**WHAT TO PRODUCE**
Find all the lines with "https" and gather them.

**SUPPLIED ENTRIES**
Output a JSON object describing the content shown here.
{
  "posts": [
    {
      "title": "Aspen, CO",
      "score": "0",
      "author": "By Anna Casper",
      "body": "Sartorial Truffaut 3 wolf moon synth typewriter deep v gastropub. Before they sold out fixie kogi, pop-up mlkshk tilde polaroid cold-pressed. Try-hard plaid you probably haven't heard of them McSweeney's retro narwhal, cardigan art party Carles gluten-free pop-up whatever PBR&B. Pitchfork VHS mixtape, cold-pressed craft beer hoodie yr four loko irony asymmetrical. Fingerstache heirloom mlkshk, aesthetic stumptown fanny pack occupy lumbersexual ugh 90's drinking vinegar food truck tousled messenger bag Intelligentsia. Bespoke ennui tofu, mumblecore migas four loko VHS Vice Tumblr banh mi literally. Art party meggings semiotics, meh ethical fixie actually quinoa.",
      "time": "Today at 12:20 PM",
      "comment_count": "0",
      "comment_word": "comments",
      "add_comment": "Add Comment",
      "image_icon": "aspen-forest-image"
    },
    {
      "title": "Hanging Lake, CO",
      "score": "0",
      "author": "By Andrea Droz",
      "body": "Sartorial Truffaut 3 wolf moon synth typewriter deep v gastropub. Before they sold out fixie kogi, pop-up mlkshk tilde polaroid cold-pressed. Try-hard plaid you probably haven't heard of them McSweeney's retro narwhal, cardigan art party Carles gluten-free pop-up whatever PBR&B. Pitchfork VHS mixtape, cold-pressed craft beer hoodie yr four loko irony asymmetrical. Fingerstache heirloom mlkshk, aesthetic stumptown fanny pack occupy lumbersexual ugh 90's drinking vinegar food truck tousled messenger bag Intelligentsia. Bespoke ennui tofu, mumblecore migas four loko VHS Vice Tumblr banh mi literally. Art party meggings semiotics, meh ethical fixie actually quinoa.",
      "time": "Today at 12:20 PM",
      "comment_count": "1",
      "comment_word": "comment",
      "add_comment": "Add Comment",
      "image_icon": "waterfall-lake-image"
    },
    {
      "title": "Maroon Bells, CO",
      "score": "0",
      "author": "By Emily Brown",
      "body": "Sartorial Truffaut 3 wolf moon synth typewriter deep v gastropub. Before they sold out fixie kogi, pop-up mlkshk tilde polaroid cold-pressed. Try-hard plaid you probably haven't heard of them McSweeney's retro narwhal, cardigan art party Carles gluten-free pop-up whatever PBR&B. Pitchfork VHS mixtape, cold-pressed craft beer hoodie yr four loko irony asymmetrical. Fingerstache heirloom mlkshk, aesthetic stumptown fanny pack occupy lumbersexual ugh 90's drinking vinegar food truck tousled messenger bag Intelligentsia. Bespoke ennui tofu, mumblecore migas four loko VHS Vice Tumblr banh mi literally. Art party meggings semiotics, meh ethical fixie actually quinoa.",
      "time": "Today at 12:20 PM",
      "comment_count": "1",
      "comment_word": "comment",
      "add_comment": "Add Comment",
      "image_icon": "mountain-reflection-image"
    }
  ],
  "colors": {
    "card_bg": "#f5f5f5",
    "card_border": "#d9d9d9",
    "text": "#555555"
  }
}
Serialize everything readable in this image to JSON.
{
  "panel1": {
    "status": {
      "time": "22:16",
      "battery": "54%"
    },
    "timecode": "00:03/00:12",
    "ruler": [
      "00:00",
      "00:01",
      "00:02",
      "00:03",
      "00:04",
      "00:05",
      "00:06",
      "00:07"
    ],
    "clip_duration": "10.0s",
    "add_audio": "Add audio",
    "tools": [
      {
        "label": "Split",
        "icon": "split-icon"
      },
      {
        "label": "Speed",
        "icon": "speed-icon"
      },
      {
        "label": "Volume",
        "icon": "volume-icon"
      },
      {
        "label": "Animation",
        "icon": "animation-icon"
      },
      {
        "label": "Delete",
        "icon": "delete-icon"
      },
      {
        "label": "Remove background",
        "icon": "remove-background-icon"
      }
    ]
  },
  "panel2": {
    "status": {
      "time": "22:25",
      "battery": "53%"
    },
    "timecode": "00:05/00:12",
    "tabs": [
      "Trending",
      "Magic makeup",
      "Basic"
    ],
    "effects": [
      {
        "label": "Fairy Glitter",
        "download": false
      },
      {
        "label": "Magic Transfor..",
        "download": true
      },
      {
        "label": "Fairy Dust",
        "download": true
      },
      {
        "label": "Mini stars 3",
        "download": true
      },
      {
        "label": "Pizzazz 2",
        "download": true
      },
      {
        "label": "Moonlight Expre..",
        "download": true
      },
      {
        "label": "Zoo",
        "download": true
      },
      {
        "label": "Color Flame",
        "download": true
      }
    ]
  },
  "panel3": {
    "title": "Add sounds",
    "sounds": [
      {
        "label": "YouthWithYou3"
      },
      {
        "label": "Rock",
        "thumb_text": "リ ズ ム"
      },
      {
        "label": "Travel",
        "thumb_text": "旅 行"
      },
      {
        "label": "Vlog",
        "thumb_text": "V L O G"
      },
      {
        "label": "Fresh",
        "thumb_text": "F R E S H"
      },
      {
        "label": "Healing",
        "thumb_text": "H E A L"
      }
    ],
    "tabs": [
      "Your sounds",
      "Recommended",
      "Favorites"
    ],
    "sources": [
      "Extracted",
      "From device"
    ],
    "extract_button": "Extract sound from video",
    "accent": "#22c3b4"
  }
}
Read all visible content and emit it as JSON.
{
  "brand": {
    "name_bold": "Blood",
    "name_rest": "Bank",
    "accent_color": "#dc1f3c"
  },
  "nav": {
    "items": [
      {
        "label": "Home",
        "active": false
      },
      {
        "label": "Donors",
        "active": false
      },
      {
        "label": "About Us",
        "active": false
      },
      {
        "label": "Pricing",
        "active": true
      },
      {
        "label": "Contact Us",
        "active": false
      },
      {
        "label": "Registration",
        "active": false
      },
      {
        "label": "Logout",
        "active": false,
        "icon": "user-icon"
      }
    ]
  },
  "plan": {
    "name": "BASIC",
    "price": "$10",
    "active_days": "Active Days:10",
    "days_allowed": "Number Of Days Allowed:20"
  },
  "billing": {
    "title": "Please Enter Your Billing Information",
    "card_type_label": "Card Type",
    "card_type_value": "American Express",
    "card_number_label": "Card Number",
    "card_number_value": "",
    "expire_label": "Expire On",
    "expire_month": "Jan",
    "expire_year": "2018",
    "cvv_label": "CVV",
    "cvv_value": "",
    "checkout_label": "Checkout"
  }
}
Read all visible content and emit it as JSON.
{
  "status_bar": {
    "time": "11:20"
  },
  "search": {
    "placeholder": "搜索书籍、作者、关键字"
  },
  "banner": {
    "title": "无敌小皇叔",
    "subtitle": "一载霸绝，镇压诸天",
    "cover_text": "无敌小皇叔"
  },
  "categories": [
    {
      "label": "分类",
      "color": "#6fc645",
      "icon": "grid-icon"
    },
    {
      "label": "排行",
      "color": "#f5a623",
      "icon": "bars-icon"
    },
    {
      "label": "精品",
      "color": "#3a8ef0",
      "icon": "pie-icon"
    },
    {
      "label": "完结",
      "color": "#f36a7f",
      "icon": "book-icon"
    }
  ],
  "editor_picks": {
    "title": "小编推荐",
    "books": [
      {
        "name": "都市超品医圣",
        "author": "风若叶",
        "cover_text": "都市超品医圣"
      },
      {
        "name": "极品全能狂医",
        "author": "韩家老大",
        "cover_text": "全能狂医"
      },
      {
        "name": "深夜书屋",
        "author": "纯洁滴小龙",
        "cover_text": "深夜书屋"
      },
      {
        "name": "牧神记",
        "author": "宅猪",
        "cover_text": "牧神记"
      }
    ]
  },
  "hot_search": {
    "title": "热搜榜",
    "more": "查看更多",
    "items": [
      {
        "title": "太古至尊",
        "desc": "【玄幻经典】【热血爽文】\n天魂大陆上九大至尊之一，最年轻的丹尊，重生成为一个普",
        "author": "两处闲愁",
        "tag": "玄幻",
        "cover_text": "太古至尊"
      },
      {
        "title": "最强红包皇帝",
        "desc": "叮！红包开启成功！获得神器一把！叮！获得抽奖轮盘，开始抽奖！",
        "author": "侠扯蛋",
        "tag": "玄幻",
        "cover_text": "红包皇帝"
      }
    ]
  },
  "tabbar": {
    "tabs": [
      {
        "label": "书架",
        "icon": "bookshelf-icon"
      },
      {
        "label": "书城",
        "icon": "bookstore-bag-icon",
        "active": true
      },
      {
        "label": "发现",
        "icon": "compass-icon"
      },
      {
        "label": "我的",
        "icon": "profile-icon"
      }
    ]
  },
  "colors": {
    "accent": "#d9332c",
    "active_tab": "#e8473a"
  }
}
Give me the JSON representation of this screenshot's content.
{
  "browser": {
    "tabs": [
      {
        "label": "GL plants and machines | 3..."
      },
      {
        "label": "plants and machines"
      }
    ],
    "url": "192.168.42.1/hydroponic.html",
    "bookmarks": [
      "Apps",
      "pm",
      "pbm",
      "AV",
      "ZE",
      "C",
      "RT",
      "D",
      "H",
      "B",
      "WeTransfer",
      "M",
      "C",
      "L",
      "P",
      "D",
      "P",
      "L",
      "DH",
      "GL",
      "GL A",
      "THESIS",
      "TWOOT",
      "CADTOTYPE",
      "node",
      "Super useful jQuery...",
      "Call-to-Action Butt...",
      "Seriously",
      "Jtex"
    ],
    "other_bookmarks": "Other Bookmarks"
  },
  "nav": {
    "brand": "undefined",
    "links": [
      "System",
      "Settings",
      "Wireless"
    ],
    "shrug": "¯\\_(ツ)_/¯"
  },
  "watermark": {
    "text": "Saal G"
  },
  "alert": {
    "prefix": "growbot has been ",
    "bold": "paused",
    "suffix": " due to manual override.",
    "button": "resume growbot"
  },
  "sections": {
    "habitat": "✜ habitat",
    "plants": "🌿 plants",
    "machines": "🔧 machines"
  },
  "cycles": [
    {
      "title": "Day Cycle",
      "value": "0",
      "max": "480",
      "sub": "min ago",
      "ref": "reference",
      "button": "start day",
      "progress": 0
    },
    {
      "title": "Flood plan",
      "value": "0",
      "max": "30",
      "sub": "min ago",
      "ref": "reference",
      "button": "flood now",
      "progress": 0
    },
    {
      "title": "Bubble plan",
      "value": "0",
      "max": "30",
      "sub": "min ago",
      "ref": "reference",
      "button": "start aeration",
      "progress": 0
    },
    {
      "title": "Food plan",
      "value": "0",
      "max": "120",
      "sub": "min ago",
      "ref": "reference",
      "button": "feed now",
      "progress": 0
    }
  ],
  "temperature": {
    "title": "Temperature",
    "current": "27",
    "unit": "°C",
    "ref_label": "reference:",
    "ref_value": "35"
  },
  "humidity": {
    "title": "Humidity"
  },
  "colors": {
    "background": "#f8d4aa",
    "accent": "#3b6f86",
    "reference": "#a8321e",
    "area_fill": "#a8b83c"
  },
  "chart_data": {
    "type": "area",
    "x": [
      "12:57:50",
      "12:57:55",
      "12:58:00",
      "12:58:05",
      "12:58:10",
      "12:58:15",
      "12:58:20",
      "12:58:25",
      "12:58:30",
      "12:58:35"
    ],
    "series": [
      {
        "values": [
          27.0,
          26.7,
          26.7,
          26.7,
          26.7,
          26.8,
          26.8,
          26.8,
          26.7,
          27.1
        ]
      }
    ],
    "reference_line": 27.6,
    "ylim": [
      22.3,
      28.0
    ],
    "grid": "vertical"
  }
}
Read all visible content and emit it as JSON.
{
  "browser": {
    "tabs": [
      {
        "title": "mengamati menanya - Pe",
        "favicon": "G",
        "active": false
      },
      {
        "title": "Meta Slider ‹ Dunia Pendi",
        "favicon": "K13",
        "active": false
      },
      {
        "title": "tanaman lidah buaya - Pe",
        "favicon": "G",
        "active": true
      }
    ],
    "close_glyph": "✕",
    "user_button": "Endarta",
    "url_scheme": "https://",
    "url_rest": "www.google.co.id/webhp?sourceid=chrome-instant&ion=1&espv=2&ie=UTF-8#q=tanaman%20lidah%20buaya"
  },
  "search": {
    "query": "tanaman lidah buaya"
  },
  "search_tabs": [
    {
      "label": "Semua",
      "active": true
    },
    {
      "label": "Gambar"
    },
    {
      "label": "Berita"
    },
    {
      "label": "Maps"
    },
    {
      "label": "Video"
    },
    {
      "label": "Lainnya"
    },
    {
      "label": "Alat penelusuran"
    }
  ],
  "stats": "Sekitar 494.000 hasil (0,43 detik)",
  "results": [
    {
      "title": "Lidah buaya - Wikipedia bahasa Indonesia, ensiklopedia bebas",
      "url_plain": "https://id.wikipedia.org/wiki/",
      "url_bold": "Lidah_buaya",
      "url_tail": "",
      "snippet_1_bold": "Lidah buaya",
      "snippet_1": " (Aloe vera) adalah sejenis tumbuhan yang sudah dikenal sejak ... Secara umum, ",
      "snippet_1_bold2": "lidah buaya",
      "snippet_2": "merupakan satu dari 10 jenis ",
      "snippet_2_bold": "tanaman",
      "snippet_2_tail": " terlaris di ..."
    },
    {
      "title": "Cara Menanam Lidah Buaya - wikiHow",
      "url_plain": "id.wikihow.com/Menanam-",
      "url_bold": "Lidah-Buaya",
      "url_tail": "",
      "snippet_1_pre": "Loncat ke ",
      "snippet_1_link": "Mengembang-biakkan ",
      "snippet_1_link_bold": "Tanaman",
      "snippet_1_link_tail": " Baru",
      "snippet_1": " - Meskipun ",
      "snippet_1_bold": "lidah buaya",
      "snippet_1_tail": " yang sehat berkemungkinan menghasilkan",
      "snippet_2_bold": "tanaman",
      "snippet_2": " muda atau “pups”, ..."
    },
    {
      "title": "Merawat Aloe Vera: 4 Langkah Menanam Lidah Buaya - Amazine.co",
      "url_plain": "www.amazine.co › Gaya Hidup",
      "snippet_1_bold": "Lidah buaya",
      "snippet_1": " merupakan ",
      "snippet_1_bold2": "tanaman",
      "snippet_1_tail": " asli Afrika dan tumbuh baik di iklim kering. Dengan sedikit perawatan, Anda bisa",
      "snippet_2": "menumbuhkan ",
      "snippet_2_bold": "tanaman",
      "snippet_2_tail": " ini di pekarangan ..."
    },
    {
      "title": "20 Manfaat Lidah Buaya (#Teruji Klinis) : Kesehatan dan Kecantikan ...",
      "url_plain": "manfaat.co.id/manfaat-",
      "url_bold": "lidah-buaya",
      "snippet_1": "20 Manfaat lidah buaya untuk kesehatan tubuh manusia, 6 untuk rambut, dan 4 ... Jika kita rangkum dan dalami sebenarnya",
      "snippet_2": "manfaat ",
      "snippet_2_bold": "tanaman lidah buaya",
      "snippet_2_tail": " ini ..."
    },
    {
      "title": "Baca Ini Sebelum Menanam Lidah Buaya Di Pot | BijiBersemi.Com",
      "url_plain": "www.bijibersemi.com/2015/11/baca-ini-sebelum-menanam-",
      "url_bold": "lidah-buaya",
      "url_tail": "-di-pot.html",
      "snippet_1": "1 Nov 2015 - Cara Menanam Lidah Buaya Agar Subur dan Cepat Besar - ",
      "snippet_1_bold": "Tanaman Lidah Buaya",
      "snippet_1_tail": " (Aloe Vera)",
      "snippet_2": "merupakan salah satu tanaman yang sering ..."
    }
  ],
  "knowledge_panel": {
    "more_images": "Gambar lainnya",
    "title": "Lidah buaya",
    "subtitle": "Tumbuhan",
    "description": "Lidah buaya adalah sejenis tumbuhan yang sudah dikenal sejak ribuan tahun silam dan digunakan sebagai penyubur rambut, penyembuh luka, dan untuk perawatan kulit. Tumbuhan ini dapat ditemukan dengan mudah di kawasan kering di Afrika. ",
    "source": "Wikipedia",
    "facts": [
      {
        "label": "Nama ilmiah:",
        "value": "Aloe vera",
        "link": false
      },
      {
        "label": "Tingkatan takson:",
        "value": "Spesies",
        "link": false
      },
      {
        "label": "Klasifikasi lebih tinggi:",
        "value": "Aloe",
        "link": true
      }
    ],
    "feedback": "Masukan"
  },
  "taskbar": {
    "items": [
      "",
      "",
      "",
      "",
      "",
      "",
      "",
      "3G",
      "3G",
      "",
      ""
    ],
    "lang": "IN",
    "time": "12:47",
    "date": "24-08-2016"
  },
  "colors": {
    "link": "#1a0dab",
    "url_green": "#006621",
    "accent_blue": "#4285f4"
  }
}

**EXPECTED ANSWER**
    "url_scheme": "https://",
      "url_plain": "https://id.wikipedia.org/wiki/",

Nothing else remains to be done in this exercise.